- _The exercise_:
Locate every line below that contains the word "JSON" and copy it.

┌──

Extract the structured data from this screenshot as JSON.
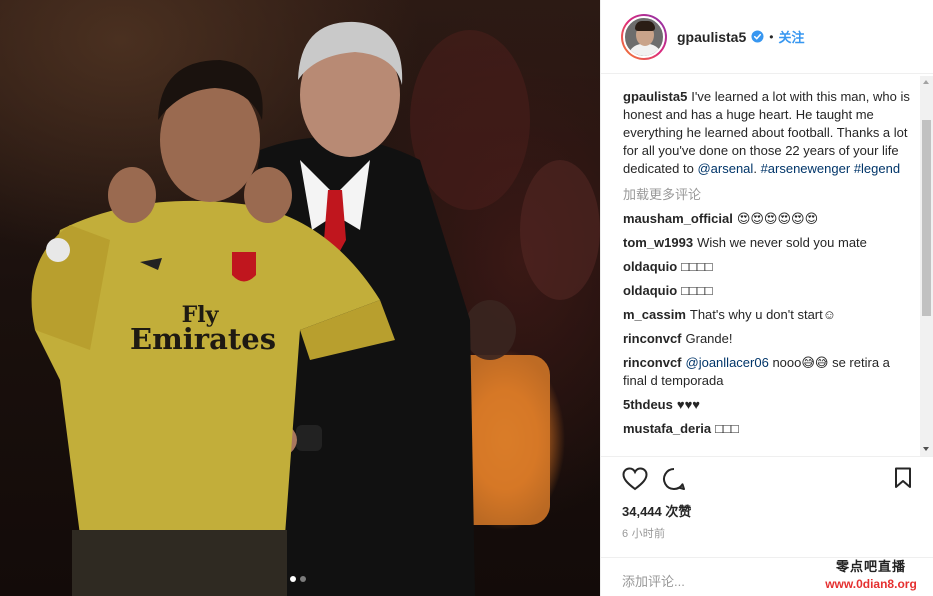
{
  "post": {
    "username": "gpaulista5",
    "separator": "•",
    "follow_label": "关注",
    "caption": {
      "username": "gpaulista5",
      "text": "I've learned a lot with this man, who is honest and has a huge heart. He taught me everything he learned about football. Thanks a lot for all you've done on those 22 years of your life dedicated to",
      "mention": "@arsenal",
      "after_mention": ".",
      "hashtag1": "#arsenewenger",
      "hashtag2": "#legend"
    },
    "load_more_label": "加载更多评论",
    "comments": [
      {
        "user": "mausham_official",
        "text": "😍😍😍😍😍😍"
      },
      {
        "user": "tom_w1993",
        "text": "Wish we never sold you mate"
      },
      {
        "user": "oldaquio",
        "text": "□□□□"
      },
      {
        "user": "oldaquio",
        "text": "□□□□"
      },
      {
        "user": "m_cassim",
        "text": "That's why u don't start☺"
      },
      {
        "user": "rinconvcf",
        "text": "Grande!"
      },
      {
        "user": "rinconvcf",
        "mention": "@joanllacer06",
        "text": "nooo😅😅 se retira a final d temporada"
      },
      {
        "user": "5thdeus",
        "text": "♥♥♥"
      },
      {
        "user": "mustafa_deria",
        "text": "□□□"
      }
    ],
    "likes": "34,444 次赞",
    "time": "6 小时前",
    "add_comment_placeholder": "添加评论...",
    "carousel": {
      "count": 2,
      "active": 0
    }
  },
  "photo": {
    "jersey_sponsor_line1": "Fly",
    "jersey_sponsor_line2": "Emirates"
  },
  "watermark": {
    "line1": "零点吧直播",
    "line2": "www.0dian8.org"
  },
  "colors": {
    "link": "#003569",
    "accent": "#3897f0",
    "muted": "#999999",
    "watermark_red": "#e53030"
  }
}
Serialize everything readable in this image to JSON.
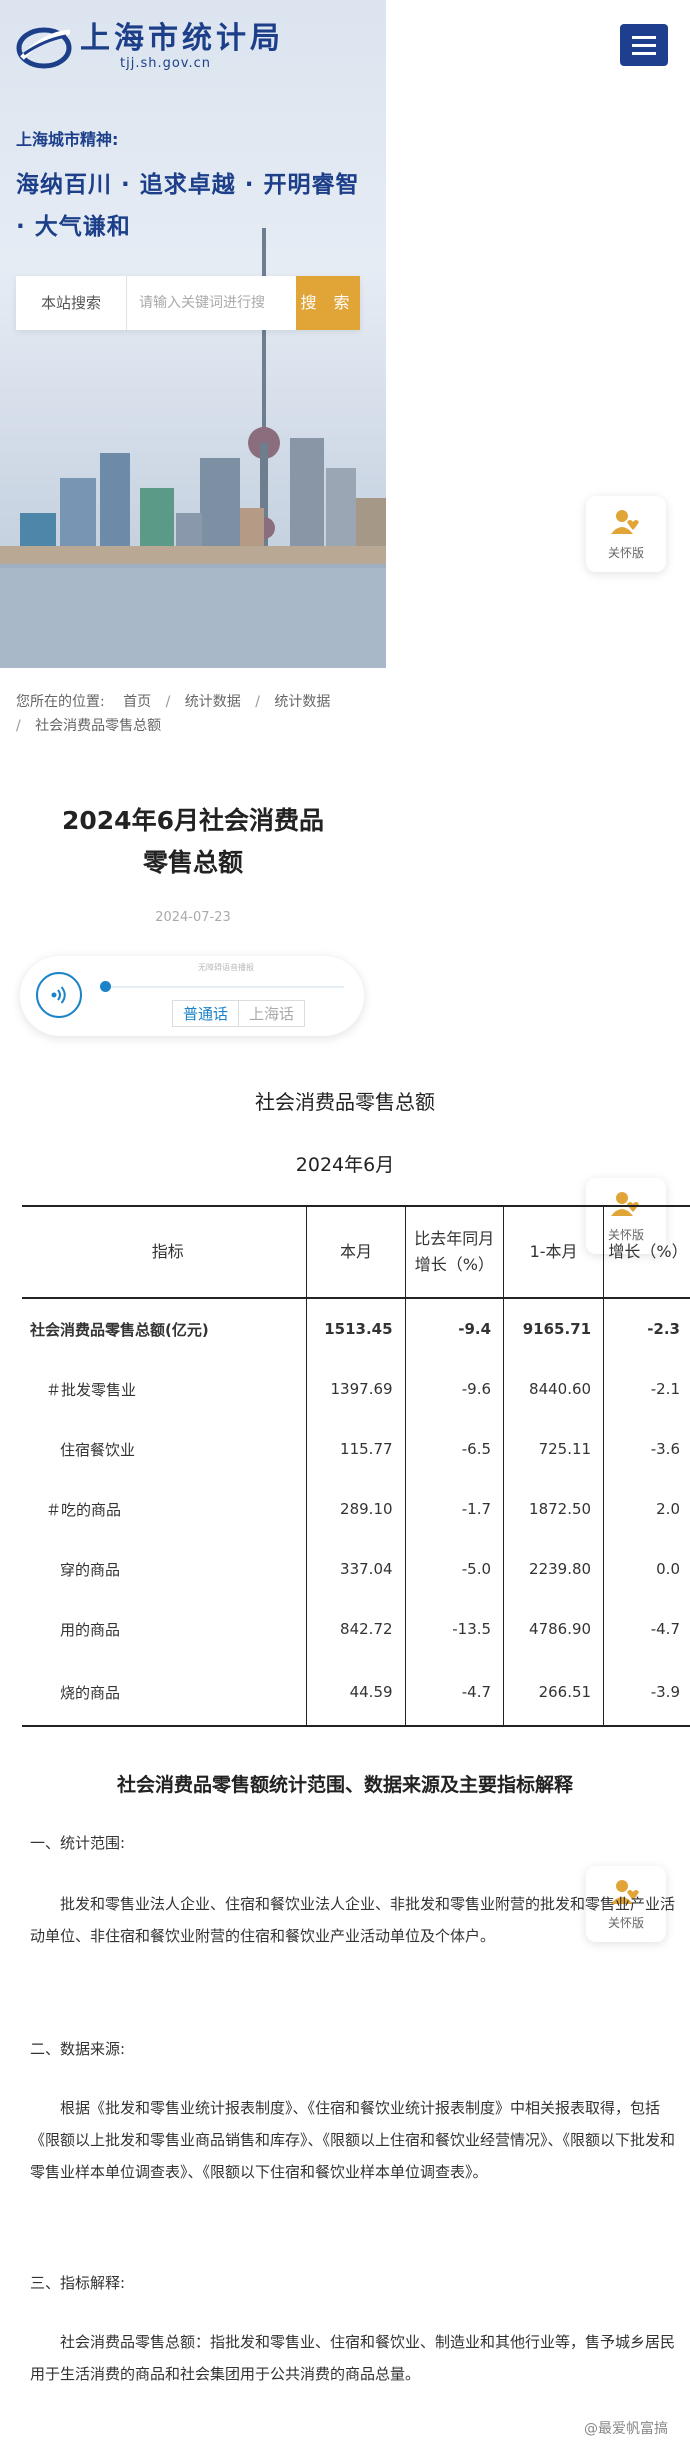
{
  "header": {
    "site_name": "上海市统计局",
    "site_domain": "tjj.sh.gov.cn"
  },
  "hero": {
    "spirit_title": "上海城市精神:",
    "spirit_text": "海纳百川 · 追求卓越 · 开明睿智 · 大气谦和"
  },
  "search": {
    "label": "本站搜索",
    "placeholder": "请输入关键词进行搜",
    "button": "搜 索"
  },
  "care_mode": {
    "label": "关怀版"
  },
  "breadcrumb": {
    "prefix": "您所在的位置:",
    "items": [
      "首页",
      "统计数据",
      "统计数据",
      "社会消费品零售总额"
    ]
  },
  "article": {
    "title_line1": "2024年6月社会消费品",
    "title_line2": "零售总额",
    "date": "2024-07-23"
  },
  "player": {
    "hint": "无障碍语音播报",
    "lang_active": "普通话",
    "lang_other": "上海话"
  },
  "table": {
    "title": "社会消费品零售总额",
    "subtitle": "2024年6月",
    "headers": [
      "指标",
      "本月",
      "比去年同月增长（%）",
      "1-本月",
      "增长（%）"
    ],
    "rows": [
      {
        "name": "社会消费品零售总额(亿元)",
        "month": "1513.45",
        "yoy": "-9.4",
        "ytd": "9165.71",
        "ytd_growth": "-2.3"
      },
      {
        "name": "＃批发零售业",
        "month": "1397.69",
        "yoy": "-9.6",
        "ytd": "8440.60",
        "ytd_growth": "-2.1"
      },
      {
        "name": "住宿餐饮业",
        "month": "115.77",
        "yoy": "-6.5",
        "ytd": "725.11",
        "ytd_growth": "-3.6"
      },
      {
        "name": "＃吃的商品",
        "month": "289.10",
        "yoy": "-1.7",
        "ytd": "1872.50",
        "ytd_growth": "2.0"
      },
      {
        "name": "穿的商品",
        "month": "337.04",
        "yoy": "-5.0",
        "ytd": "2239.80",
        "ytd_growth": "0.0"
      },
      {
        "name": "用的商品",
        "month": "842.72",
        "yoy": "-13.5",
        "ytd": "4786.90",
        "ytd_growth": "-4.7"
      },
      {
        "name": "烧的商品",
        "month": "44.59",
        "yoy": "-4.7",
        "ytd": "266.51",
        "ytd_growth": "-3.9"
      }
    ]
  },
  "explanation": {
    "title": "社会消费品零售额统计范围、数据来源及主要指标解释",
    "sec1_title": "一、统计范围:",
    "sec1_text": "批发和零售业法人企业、住宿和餐饮业法人企业、非批发和零售业附营的批发和零售业产业活动单位、非住宿和餐饮业附营的住宿和餐饮业产业活动单位及个体户。",
    "sec2_title": "二、数据来源:",
    "sec2_text": "根据《批发和零售业统计报表制度》、《住宿和餐饮业统计报表制度》中相关报表取得，包括《限额以上批发和零售业商品销售和库存》、《限额以上住宿和餐饮业经营情况》、《限额以下批发和零售业样本单位调查表》、《限额以下住宿和餐饮业样本单位调查表》。",
    "sec3_title": "三、指标解释:",
    "sec3_text": "社会消费品零售总额：指批发和零售业、住宿和餐饮业、制造业和其他行业等，售予城乡居民用于生活消费的商品和社会集团用于公共消费的商品总量。"
  },
  "watermark": "@最爱帆富搞"
}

└──

- _Task response_:
Extract the structured data from this screenshot as JSON.
Serialize everything readable in this image to JSON.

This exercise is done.